Stated goal> Rewrite the listing lines starting at the one that contains "nsfw-tag: 18 NSFW: [48, 124, 202, 167]" and ending at the one that contains "post-timestamp: 7m: [357, 34, 407, 73]", swapping "post-thumbnail" for "post-image" and keeping everything else the same.

Records shown>
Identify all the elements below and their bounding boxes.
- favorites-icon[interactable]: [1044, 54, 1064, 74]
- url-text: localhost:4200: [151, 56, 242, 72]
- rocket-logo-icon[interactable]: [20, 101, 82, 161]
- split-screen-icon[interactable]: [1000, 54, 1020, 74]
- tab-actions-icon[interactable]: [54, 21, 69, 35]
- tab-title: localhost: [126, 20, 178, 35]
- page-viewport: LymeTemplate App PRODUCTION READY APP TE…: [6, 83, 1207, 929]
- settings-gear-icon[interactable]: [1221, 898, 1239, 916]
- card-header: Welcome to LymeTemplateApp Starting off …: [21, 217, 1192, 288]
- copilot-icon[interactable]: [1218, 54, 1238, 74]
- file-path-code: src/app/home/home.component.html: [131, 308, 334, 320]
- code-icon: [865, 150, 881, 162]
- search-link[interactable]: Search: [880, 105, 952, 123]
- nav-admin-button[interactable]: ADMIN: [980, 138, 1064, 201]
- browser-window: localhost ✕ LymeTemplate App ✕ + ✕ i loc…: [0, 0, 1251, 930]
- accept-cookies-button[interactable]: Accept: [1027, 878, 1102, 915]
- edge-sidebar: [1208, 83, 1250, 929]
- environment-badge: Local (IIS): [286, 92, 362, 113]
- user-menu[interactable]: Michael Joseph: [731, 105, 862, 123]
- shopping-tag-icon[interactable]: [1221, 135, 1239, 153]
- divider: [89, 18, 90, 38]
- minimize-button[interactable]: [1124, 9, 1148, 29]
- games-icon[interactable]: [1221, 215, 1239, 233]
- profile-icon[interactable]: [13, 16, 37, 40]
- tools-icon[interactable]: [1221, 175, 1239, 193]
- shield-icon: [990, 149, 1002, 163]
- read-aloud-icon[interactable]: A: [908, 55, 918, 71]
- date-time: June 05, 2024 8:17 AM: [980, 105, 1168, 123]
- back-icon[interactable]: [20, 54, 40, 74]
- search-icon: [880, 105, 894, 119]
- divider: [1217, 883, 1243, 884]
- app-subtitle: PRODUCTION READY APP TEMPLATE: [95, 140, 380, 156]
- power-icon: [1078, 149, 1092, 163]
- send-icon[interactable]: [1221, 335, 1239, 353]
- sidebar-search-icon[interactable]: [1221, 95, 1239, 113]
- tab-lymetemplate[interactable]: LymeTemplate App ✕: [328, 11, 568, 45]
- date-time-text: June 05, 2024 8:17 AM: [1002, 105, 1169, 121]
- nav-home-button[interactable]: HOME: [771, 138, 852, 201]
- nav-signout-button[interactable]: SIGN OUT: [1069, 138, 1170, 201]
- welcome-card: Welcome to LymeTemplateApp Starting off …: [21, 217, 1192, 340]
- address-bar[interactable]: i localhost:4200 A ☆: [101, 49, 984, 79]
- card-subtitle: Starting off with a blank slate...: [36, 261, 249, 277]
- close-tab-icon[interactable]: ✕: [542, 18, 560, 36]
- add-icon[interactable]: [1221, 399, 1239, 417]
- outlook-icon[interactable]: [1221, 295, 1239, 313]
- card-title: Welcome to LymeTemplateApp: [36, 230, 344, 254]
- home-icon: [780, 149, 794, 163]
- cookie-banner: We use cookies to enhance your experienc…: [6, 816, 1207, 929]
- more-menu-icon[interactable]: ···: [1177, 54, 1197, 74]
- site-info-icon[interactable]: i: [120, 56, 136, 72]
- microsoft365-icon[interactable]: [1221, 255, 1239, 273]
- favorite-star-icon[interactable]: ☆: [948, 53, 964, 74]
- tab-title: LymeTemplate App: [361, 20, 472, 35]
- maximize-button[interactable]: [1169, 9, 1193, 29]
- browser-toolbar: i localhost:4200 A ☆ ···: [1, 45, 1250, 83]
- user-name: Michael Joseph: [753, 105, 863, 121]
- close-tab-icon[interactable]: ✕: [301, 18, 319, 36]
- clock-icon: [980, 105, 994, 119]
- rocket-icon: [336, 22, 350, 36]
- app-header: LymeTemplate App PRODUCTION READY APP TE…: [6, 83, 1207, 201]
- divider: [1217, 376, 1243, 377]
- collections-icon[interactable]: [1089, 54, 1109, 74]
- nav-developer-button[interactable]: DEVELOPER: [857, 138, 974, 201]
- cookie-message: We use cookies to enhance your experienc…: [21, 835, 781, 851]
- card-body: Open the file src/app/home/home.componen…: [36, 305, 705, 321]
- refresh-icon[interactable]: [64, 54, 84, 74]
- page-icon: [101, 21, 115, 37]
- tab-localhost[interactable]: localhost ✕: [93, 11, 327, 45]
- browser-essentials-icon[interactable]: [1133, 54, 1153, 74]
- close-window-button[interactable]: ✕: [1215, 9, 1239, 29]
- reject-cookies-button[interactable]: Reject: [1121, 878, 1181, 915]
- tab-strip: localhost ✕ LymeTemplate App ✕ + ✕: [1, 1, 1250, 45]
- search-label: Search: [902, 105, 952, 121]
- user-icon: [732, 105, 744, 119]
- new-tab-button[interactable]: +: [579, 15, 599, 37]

---

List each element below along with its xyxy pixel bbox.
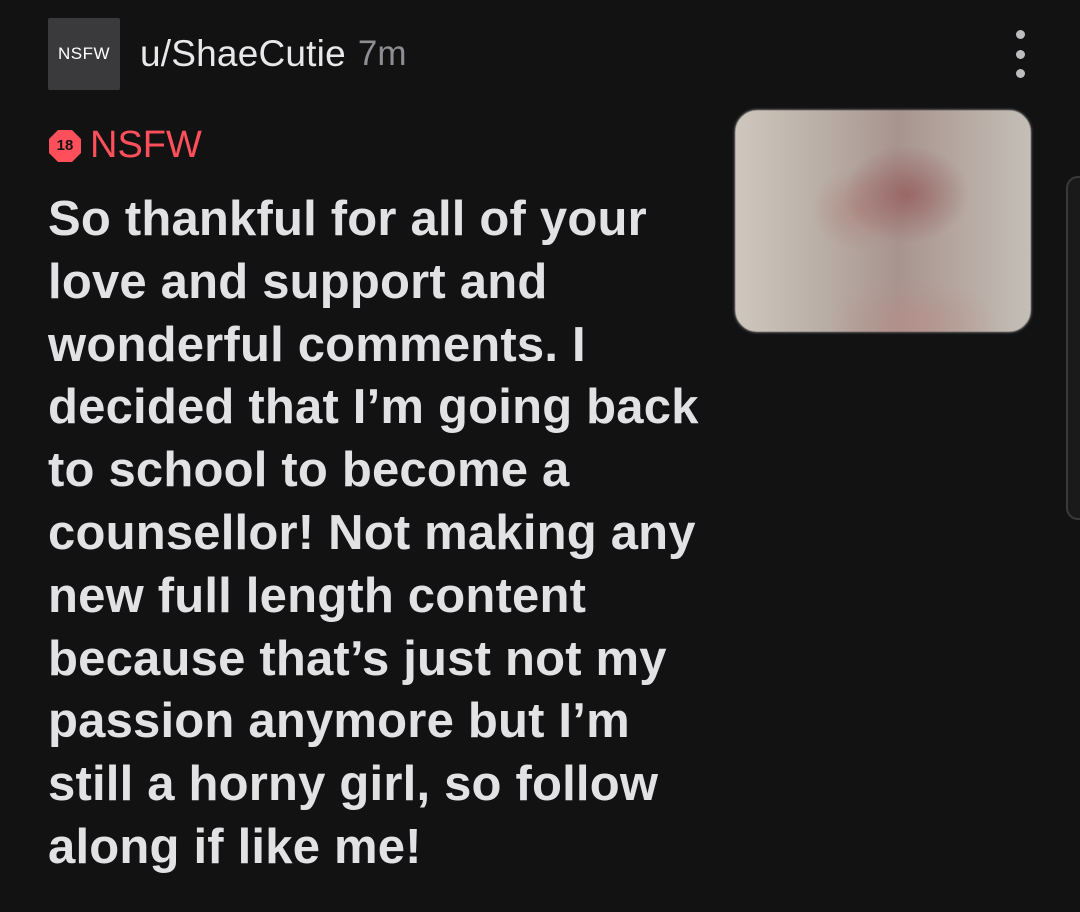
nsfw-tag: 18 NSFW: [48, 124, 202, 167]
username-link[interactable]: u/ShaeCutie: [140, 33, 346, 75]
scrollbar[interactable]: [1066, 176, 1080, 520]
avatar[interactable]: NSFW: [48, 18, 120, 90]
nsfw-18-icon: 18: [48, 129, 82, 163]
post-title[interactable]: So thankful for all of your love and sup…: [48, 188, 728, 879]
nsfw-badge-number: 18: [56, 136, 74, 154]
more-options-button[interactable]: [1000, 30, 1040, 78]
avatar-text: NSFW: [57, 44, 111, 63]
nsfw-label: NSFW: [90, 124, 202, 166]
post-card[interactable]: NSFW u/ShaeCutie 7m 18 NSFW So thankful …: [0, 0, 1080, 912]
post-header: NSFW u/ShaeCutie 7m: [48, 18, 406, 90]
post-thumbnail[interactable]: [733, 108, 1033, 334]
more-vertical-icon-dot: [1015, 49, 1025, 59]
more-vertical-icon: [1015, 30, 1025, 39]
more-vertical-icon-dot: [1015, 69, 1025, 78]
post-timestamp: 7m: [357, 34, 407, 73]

---

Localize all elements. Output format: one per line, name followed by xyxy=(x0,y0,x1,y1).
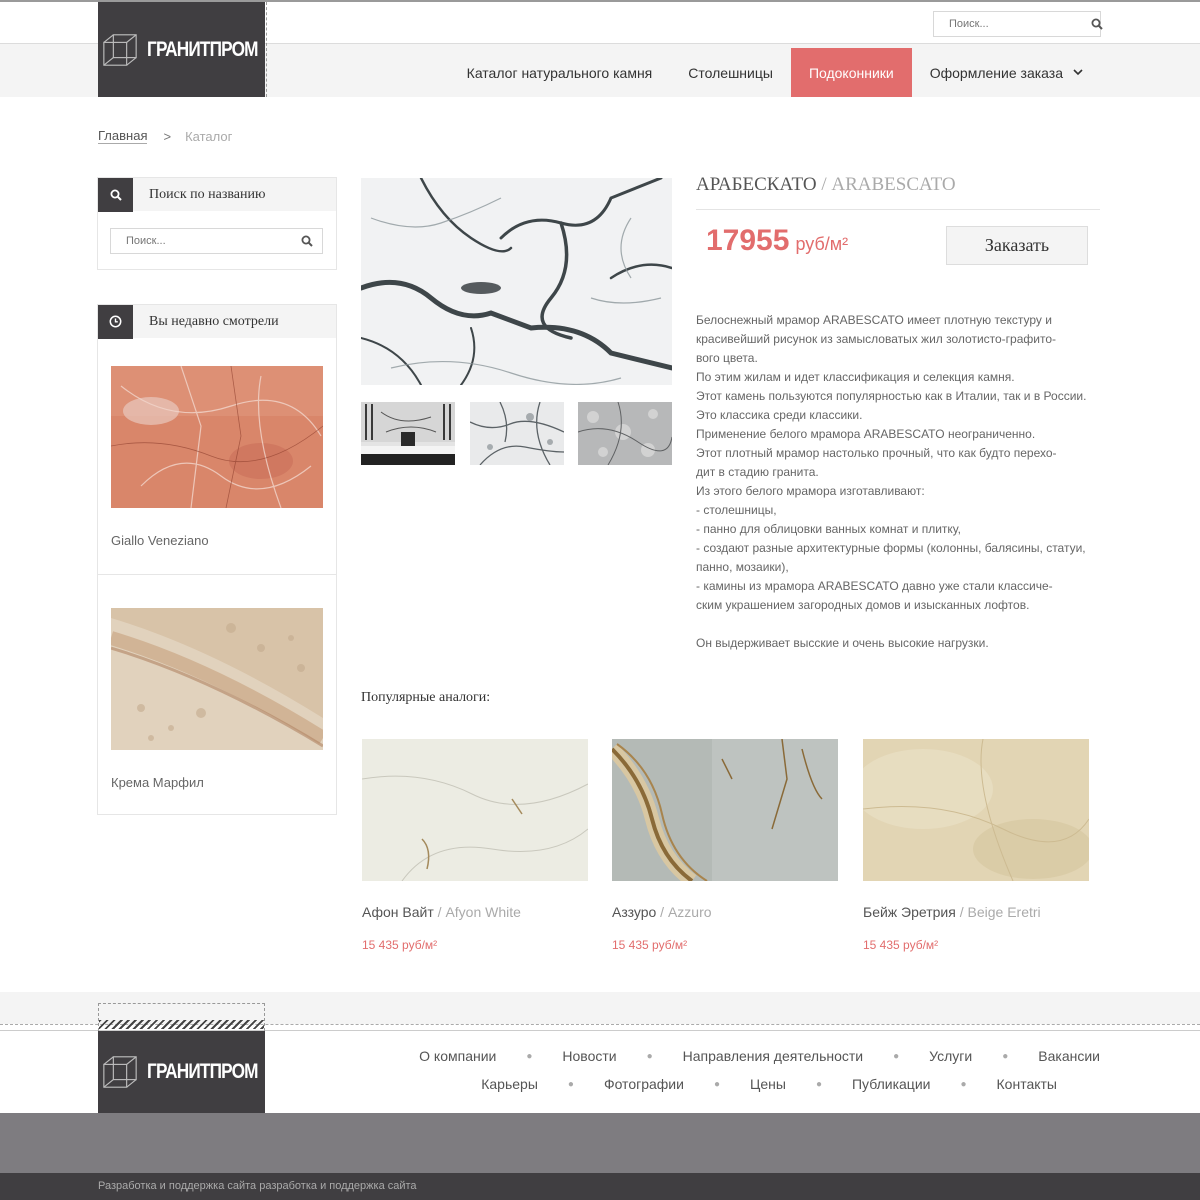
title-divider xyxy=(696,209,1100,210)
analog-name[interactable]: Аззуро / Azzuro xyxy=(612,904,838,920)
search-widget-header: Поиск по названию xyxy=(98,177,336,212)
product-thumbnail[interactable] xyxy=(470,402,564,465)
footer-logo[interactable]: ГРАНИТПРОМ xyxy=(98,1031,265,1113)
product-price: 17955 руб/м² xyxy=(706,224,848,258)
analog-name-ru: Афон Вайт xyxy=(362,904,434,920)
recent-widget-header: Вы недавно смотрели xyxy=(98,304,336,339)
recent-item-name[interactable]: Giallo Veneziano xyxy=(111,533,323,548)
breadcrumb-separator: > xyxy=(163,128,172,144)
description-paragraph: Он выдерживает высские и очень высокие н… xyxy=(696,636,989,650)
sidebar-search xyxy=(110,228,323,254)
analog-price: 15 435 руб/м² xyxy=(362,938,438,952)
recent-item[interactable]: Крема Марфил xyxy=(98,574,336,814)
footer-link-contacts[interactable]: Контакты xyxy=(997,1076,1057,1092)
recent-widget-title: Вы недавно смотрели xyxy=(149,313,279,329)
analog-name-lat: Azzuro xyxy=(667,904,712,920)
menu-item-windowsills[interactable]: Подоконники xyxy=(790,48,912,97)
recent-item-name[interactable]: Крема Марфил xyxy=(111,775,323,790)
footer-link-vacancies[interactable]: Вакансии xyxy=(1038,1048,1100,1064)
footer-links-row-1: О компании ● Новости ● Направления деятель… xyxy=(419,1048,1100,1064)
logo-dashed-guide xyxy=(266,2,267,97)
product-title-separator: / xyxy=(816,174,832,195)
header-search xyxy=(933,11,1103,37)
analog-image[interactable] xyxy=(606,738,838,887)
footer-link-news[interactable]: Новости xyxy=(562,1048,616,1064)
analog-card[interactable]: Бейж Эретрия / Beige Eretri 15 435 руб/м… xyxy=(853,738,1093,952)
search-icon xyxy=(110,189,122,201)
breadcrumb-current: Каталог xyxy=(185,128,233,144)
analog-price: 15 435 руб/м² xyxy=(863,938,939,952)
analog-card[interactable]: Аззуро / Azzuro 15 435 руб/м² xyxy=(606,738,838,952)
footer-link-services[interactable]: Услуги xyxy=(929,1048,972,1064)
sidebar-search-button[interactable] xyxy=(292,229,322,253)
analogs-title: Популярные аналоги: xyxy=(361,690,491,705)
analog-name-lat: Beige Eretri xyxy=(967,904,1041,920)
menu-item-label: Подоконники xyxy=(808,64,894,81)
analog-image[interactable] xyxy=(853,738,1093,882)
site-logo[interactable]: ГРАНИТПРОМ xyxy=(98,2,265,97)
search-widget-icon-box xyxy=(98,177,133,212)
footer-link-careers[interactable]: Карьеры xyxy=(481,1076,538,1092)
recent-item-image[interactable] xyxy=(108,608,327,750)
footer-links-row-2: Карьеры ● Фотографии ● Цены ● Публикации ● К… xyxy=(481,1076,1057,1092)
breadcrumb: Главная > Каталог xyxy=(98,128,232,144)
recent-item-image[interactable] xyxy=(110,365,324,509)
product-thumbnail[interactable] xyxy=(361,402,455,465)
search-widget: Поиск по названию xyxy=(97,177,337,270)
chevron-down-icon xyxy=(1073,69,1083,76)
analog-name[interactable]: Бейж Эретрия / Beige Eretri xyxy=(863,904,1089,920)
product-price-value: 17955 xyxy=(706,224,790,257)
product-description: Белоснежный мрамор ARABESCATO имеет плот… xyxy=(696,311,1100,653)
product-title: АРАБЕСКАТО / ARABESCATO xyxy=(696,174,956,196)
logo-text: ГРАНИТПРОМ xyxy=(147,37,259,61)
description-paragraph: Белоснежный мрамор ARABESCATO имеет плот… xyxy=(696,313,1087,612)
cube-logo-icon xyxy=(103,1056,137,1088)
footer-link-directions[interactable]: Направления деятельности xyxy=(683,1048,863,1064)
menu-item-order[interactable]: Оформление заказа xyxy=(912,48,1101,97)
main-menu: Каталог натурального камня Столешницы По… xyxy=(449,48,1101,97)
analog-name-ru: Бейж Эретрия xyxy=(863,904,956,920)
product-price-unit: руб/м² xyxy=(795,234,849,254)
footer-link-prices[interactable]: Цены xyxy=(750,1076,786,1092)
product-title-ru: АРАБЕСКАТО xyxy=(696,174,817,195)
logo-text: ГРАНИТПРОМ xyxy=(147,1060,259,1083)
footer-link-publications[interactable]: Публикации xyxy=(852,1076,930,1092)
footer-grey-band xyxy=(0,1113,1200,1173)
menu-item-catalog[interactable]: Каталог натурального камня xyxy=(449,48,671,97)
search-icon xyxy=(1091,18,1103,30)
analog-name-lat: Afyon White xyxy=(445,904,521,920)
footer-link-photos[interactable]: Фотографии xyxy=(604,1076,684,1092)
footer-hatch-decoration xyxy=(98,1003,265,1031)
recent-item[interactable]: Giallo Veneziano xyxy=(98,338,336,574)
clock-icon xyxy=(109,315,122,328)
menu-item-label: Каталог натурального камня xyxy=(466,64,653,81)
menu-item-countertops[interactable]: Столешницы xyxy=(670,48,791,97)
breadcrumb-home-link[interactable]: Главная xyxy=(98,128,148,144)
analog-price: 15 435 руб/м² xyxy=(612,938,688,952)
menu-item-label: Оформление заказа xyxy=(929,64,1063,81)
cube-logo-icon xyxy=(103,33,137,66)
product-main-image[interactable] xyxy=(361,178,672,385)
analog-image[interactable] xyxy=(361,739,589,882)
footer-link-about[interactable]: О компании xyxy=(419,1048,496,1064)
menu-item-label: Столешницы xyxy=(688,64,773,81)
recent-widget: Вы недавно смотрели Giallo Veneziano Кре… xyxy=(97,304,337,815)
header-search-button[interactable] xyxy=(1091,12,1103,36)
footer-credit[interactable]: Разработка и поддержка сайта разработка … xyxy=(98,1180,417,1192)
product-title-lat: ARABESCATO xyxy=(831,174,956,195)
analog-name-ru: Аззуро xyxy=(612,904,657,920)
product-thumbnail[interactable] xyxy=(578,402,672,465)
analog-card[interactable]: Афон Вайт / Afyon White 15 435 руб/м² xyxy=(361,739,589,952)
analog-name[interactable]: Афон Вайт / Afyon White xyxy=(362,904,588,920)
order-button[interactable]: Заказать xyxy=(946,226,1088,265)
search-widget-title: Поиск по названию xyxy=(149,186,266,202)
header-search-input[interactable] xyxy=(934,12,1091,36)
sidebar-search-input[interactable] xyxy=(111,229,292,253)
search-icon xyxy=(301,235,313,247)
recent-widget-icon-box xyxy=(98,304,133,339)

Result of the exercise>
nsfw-tag: 18 NSFW: [48, 124, 202, 167]
username-link[interactable]: u/ShaeCutie: [140, 33, 346, 75]
scrollbar[interactable]: [1066, 176, 1080, 520]
avatar[interactable]: NSFW: [48, 18, 120, 90]
nsfw-18-icon: 18: [48, 129, 82, 163]
post-title[interactable]: So thankful for all of your love and sup…: [48, 188, 728, 879]
nsfw-badge-number: 18: [56, 136, 74, 154]
more-options-button[interactable]: [1000, 30, 1040, 78]
avatar-text: NSFW: [57, 44, 111, 63]
nsfw-label: NSFW: [90, 124, 202, 166]
post-card[interactable]: NSFW u/ShaeCutie 7m 18 NSFW So thankful …: [0, 0, 1080, 912]
post-header: NSFW u/ShaeCutie 7m: [48, 18, 406, 90]
post-image[interactable]: [733, 108, 1033, 334]
more-vertical-icon-dot: [1015, 49, 1025, 59]
more-vertical-icon: [1015, 30, 1025, 39]
more-vertical-icon-dot: [1015, 69, 1025, 78]
post-timestamp: 7m: [357, 34, 407, 73]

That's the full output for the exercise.